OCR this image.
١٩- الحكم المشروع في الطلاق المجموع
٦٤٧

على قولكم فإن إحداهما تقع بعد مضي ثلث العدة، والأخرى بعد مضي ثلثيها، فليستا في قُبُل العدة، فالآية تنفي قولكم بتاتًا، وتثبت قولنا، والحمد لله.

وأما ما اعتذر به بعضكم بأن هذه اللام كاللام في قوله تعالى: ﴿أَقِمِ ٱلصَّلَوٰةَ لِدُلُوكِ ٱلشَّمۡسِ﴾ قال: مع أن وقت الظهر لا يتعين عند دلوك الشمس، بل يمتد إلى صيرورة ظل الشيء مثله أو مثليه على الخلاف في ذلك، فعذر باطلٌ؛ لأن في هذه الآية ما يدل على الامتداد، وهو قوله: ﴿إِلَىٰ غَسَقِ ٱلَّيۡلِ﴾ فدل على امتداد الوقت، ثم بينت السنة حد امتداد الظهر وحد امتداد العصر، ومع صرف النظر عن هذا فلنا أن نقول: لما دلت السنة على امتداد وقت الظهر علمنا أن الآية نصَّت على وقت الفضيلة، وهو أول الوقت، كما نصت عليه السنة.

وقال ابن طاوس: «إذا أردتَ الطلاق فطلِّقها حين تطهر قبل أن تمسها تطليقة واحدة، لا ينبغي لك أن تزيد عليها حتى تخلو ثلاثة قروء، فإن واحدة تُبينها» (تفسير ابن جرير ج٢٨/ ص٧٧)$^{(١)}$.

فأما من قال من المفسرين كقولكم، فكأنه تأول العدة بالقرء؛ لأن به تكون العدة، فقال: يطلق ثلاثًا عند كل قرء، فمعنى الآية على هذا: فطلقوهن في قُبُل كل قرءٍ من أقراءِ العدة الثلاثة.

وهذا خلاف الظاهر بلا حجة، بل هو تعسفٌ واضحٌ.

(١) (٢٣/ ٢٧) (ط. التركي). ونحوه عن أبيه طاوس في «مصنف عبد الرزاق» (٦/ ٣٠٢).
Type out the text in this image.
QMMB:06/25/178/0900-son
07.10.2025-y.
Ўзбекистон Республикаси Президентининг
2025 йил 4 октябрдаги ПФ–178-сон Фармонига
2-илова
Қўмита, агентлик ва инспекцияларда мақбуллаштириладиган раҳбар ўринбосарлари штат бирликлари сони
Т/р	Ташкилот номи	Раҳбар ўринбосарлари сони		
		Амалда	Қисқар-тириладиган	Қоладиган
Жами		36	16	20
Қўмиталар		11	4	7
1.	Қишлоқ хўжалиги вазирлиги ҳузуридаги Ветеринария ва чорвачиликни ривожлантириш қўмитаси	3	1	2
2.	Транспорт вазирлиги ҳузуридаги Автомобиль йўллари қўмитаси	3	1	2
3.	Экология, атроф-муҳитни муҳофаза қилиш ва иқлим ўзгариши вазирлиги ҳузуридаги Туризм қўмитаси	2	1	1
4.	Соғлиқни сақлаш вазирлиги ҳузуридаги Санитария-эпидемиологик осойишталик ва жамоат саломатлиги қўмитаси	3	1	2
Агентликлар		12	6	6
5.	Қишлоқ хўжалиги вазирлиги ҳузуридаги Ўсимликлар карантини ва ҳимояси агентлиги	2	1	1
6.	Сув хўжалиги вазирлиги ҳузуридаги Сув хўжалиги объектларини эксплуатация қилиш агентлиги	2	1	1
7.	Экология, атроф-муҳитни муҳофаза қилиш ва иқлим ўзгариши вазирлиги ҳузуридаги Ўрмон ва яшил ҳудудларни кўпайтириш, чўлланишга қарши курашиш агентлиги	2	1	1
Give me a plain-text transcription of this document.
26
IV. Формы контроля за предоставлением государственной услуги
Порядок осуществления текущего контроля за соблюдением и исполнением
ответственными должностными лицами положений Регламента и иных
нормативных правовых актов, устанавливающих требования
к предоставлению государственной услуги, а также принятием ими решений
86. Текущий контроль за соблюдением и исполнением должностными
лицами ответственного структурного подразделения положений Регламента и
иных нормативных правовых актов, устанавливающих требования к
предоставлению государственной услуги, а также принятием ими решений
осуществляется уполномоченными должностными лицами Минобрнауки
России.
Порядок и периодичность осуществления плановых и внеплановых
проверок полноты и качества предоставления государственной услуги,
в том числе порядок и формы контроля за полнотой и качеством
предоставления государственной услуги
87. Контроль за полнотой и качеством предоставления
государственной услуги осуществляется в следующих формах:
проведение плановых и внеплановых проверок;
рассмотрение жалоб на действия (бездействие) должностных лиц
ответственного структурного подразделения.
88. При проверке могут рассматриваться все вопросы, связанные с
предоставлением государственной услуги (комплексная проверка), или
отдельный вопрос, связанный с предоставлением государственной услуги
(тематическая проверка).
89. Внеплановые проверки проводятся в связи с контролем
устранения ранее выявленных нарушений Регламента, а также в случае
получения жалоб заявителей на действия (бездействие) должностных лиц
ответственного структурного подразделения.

==================================================

Please list every line of the records that contains "предоставлению".

к предоставлению государственной услуги, а также принятием ими решений
предоставлению государственной услуги, а также принятием ими решений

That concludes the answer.